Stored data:
Segment Open
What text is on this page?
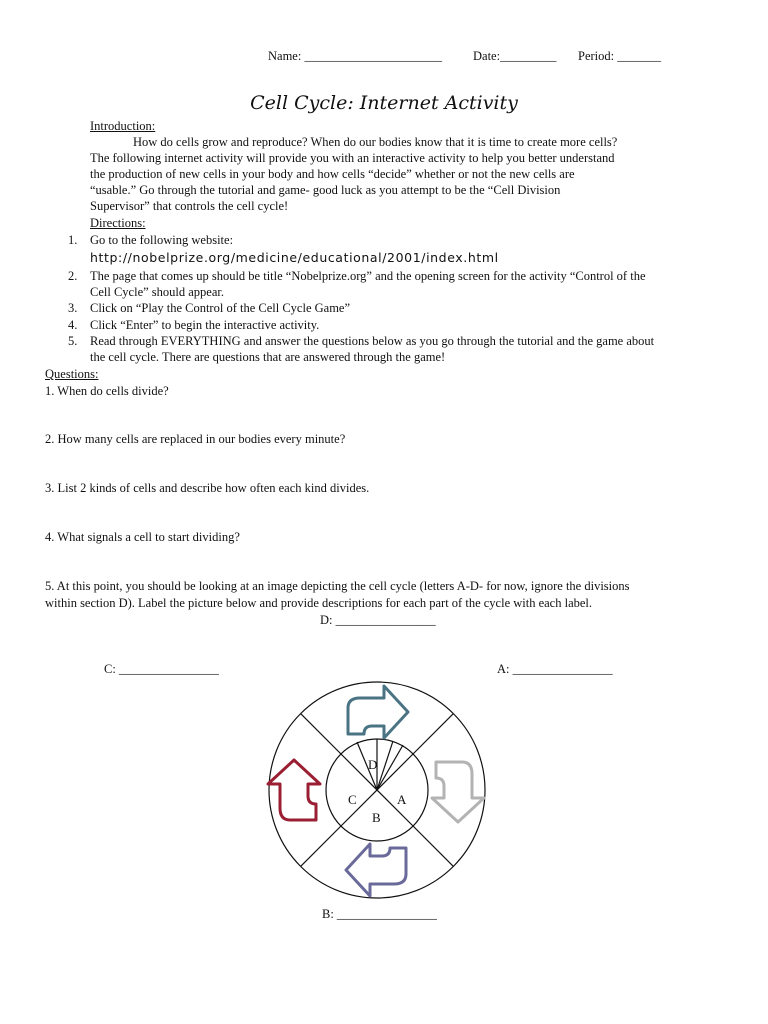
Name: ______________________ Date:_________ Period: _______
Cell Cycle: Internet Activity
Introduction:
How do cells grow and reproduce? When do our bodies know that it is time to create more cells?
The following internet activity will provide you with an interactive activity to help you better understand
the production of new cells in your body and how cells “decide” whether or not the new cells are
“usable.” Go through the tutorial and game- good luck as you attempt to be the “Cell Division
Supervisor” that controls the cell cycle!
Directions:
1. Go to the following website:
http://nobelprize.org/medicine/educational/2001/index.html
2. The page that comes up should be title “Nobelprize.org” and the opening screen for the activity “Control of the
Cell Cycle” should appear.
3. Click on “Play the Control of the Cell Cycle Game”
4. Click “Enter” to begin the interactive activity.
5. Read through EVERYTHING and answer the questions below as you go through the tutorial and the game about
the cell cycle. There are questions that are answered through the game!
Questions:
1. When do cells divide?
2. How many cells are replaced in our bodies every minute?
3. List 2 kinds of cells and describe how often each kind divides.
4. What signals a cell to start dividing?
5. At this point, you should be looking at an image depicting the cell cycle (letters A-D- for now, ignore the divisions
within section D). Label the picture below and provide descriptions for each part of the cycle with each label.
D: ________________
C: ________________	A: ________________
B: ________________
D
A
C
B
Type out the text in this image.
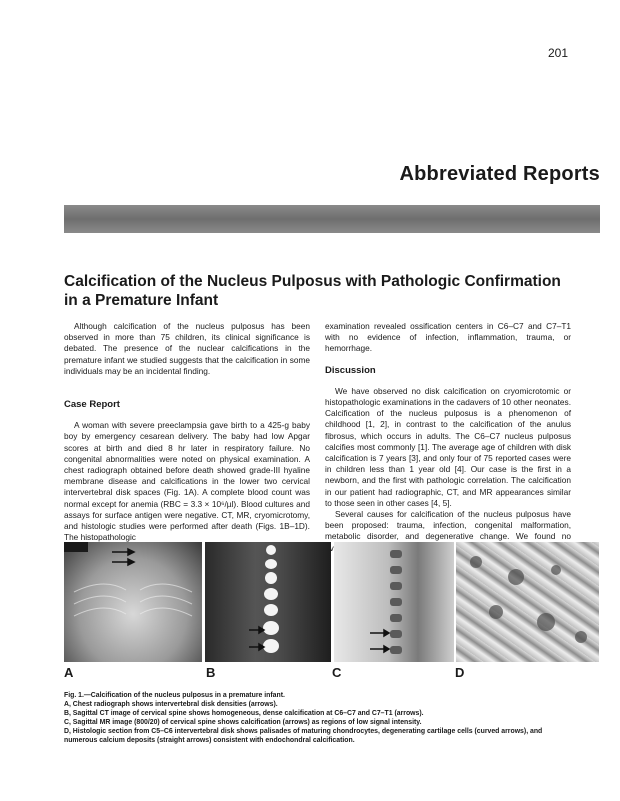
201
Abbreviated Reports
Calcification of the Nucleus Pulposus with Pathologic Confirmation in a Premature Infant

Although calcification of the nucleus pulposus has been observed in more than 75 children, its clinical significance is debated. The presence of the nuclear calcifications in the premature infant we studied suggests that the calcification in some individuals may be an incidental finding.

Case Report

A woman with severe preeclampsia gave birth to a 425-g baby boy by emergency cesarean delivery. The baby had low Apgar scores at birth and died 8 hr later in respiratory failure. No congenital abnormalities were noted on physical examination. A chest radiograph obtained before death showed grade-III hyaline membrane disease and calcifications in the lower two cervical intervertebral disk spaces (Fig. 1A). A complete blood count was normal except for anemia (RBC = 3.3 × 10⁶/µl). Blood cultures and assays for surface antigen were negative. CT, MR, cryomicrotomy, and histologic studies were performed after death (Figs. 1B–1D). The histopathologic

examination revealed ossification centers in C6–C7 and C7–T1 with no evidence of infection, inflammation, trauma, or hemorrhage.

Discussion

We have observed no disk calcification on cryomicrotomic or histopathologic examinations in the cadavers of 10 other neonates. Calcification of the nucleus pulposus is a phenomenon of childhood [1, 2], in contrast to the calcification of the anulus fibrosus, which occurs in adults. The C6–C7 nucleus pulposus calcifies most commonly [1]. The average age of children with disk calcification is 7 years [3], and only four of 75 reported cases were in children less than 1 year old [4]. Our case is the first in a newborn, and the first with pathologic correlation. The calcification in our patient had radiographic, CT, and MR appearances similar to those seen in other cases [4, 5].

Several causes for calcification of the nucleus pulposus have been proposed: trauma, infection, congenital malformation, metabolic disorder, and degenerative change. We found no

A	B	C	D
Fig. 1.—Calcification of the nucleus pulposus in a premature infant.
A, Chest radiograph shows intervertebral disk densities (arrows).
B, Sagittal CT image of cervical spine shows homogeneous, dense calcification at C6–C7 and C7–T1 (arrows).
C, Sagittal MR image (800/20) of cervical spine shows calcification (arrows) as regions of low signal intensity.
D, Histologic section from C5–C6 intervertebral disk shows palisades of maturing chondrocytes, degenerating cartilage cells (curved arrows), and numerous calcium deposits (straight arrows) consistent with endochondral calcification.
Segment Closed
• **WORK REQUEST**
Give back all the records as they stand, but with no pictures in the copy.

• **RESULT FOR THIS EXERCISE**
What text is on this page?
Name: ______________________ Date:_________ Period: _______
Cell Cycle: Internet Activity
Introduction:
How do cells grow and reproduce? When do our bodies know that it is time to create more cells?
The following internet activity will provide you with an interactive activity to help you better understand
the production of new cells in your body and how cells “decide” whether or not the new cells are
“usable.” Go through the tutorial and game- good luck as you attempt to be the “Cell Division
Supervisor” that controls the cell cycle!
Directions:
1. Go to the following website:
http://nobelprize.org/medicine/educational/2001/index.html
2. The page that comes up should be title “Nobelprize.org” and the opening screen for the activity “Control of the
Cell Cycle” should appear.
3. Click on “Play the Control of the Cell Cycle Game”
4. Click “Enter” to begin the interactive activity.
5. Read through EVERYTHING and answer the questions below as you go through the tutorial and the game about
the cell cycle. There are questions that are answered through the game!
Questions:
1. When do cells divide?
2. How many cells are replaced in our bodies every minute?
3. List 2 kinds of cells and describe how often each kind divides.
4. What signals a cell to start dividing?
5. At this point, you should be looking at an image depicting the cell cycle (letters A-D- for now, ignore the divisions
within section D). Label the picture below and provide descriptions for each part of the cycle with each label.
D: ________________
C: ________________	A: ________________
B: ________________
D
A
C
B
Type out the text in this image.
201
Abbreviated Reports
Calcification of the Nucleus Pulposus with Pathologic Confirmation in a Premature Infant

Although calcification of the nucleus pulposus has been observed in more than 75 children, its clinical significance is debated. The presence of the nuclear calcifications in the premature infant we studied suggests that the calcification in some individuals may be an incidental finding.

Case Report

A woman with severe preeclampsia gave birth to a 425-g baby boy by emergency cesarean delivery. The baby had low Apgar scores at birth and died 8 hr later in respiratory failure. No congenital abnormalities were noted on physical examination. A chest radiograph obtained before death showed grade-III hyaline membrane disease and calcifications in the lower two cervical intervertebral disk spaces (Fig. 1A). A complete blood count was normal except for anemia (RBC = 3.3 × 10⁶/µl). Blood cultures and assays for surface antigen were negative. CT, MR, cryomicrotomy, and histologic studies were performed after death (Figs. 1B–1D). The histopathologic

examination revealed ossification centers in C6–C7 and C7–T1 with no evidence of infection, inflammation, trauma, or hemorrhage.

Discussion

We have observed no disk calcification on cryomicrotomic or histopathologic examinations in the cadavers of 10 other neonates. Calcification of the nucleus pulposus is a phenomenon of childhood [1, 2], in contrast to the calcification of the anulus fibrosus, which occurs in adults. The C6–C7 nucleus pulposus calcifies most commonly [1]. The average age of children with disk calcification is 7 years [3], and only four of 75 reported cases were in children less than 1 year old [4]. Our case is the first in a newborn, and the first with pathologic correlation. The calcification in our patient had radiographic, CT, and MR appearances similar to those seen in other cases [4, 5].

Several causes for calcification of the nucleus pulposus have been proposed: trauma, infection, congenital malformation, metabolic disorder, and degenerative change. We found no

A	B	C	D
Fig. 1.—Calcification of the nucleus pulposus in a premature infant.
A, Chest radiograph shows intervertebral disk densities (arrows).
B, Sagittal CT image of cervical spine shows homogeneous, dense calcification at C6–C7 and C7–T1 (arrows).
C, Sagittal MR image (800/20) of cervical spine shows calcification (arrows) as regions of low signal intensity.
D, Histologic section from C5–C6 intervertebral disk shows palisades of maturing chondrocytes, degenerating cartilage cells (curved arrows), and numerous calcium deposits (straight arrows) consistent with endochondral calcification.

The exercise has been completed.